Task description: Are you able to retype all the records below exactly?

[Stored data]
------------------------------
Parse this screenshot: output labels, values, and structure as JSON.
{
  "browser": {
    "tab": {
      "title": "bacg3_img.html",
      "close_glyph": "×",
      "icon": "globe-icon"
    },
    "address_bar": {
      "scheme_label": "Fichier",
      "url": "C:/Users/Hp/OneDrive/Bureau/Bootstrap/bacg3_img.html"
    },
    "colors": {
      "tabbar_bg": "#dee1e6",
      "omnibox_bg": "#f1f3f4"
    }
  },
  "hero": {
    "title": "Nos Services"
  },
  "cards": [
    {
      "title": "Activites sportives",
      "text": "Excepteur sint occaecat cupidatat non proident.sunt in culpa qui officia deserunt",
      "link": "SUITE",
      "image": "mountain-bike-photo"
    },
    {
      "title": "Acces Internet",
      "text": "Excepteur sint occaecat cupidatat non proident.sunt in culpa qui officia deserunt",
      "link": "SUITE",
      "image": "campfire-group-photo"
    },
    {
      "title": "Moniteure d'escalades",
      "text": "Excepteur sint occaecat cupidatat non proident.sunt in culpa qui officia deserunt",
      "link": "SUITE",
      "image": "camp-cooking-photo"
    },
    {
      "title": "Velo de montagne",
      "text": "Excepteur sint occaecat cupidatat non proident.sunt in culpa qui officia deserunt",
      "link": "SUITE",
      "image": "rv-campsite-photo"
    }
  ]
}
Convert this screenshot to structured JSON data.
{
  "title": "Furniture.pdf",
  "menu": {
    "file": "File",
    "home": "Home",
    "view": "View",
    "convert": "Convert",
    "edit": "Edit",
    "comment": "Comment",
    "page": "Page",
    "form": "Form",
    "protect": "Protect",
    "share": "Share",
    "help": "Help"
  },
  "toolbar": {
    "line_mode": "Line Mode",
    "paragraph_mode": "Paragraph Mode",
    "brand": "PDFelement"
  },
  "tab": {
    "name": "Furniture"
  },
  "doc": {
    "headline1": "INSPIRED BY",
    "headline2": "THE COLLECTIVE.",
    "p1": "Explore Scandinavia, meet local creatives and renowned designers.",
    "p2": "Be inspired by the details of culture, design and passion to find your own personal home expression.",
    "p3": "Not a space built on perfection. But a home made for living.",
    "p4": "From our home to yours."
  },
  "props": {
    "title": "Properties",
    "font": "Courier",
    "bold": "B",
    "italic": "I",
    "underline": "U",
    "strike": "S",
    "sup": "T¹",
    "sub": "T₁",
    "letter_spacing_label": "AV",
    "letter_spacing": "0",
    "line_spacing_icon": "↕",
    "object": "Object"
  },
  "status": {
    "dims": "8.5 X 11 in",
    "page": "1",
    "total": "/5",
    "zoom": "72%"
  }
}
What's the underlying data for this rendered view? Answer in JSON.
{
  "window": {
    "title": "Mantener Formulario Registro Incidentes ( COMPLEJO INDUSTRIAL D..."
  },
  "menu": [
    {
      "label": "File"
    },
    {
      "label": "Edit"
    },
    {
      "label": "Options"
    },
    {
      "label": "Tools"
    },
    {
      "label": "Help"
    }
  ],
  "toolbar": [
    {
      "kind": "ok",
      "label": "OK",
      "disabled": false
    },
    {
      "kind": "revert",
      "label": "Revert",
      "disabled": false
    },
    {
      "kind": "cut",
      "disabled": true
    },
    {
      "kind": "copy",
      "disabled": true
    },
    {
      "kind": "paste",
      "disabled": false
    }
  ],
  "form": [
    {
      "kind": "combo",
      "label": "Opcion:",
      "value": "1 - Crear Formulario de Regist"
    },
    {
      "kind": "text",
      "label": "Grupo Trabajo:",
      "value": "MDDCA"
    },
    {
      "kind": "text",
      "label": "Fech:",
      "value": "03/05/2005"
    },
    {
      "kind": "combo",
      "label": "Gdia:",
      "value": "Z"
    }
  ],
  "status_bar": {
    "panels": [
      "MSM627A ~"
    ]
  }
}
------------------------------
The completed task:
Parse this screenshot: output labels, values, and structure as JSON.
{
  "browser": {
    "tab": {
      "title": "bacg3_img.html",
      "close_glyph": "×",
      "icon": "globe-icon"
    },
    "address_bar": {
      "scheme_label": "Fichier",
      "url": "C:/Users/Hp/OneDrive/Bureau/Bootstrap/bacg3_img.html"
    },
    "colors": {
      "tabbar_bg": "#dee1e6",
      "omnibox_bg": "#f1f3f4"
    }
  },
  "hero": {
    "title": "Nos Services"
  },
  "cards": [
    {
      "title": "Activites sportives",
      "text": "Excepteur sint occaecat cupidatat non proident.sunt in culpa qui officia deserunt",
      "link": "SUITE",
      "image": "mountain-bike-photo"
    },
    {
      "title": "Acces Internet",
      "text": "Excepteur sint occaecat cupidatat non proident.sunt in culpa qui officia deserunt",
      "link": "SUITE",
      "image": "campfire-group-photo"
    },
    {
      "title": "Moniteure d'escalades",
      "text": "Excepteur sint occaecat cupidatat non proident.sunt in culpa qui officia deserunt",
      "link": "SUITE",
      "image": "camp-cooking-photo"
    },
    {
      "title": "Velo de montagne",
      "text": "Excepteur sint occaecat cupidatat non proident.sunt in culpa qui officia deserunt",
      "link": "SUITE",
      "image": "rv-campsite-photo"
    }
  ]
}
Convert this screenshot to structured JSON data.
{
  "title": "Furniture.pdf",
  "menu": {
    "file": "File",
    "home": "Home",
    "view": "View",
    "convert": "Convert",
    "edit": "Edit",
    "comment": "Comment",
    "page": "Page",
    "form": "Form",
    "protect": "Protect",
    "share": "Share",
    "help": "Help"
  },
  "toolbar": {
    "line_mode": "Line Mode",
    "paragraph_mode": "Paragraph Mode",
    "brand": "PDFelement"
  },
  "tab": {
    "name": "Furniture"
  },
  "doc": {
    "headline1": "INSPIRED BY",
    "headline2": "THE COLLECTIVE.",
    "p1": "Explore Scandinavia, meet local creatives and renowned designers.",
    "p2": "Be inspired by the details of culture, design and passion to find your own personal home expression.",
    "p3": "Not a space built on perfection. But a home made for living.",
    "p4": "From our home to yours."
  },
  "props": {
    "title": "Properties",
    "font": "Courier",
    "bold": "B",
    "italic": "I",
    "underline": "U",
    "strike": "S",
    "sup": "T¹",
    "sub": "T₁",
    "letter_spacing_label": "AV",
    "letter_spacing": "0",
    "line_spacing_icon": "↕",
    "object": "Object"
  },
  "status": {
    "dims": "8.5 X 11 in",
    "page": "1",
    "total": "/5",
    "zoom": "72%"
  }
}
What's the underlying data for this rendered view? Answer in JSON.
{
  "window": {
    "title": "Mantener Formulario Registro Incidentes ( COMPLEJO INDUSTRIAL D..."
  },
  "menu": [
    {
      "label": "File"
    },
    {
      "label": "Edit"
    },
    {
      "label": "Options"
    },
    {
      "label": "Tools"
    },
    {
      "label": "Help"
    }
  ],
  "toolbar": [
    {
      "kind": "ok",
      "label": "OK",
      "disabled": false
    },
    {
      "kind": "revert",
      "label": "Revert",
      "disabled": false
    },
    {
      "kind": "cut",
      "disabled": true
    },
    {
      "kind": "copy",
      "disabled": true
    },
    {
      "kind": "paste",
      "disabled": false
    }
  ],
  "form": [
    {
      "kind": "combo",
      "label": "Opcion:",
      "value": "1 - Crear Formulario de Regist"
    },
    {
      "kind": "text",
      "label": "Grupo Trabajo:",
      "value": "MDDCA"
    },
    {
      "kind": "text",
      "label": "Fech:",
      "value": "03/05/2005"
    },
    {
      "kind": "combo",
      "label": "Gdia:",
      "value": "Z"
    }
  ],
  "status_bar": {
    "panels": [
      "MSM627A ~"
    ]
  }
}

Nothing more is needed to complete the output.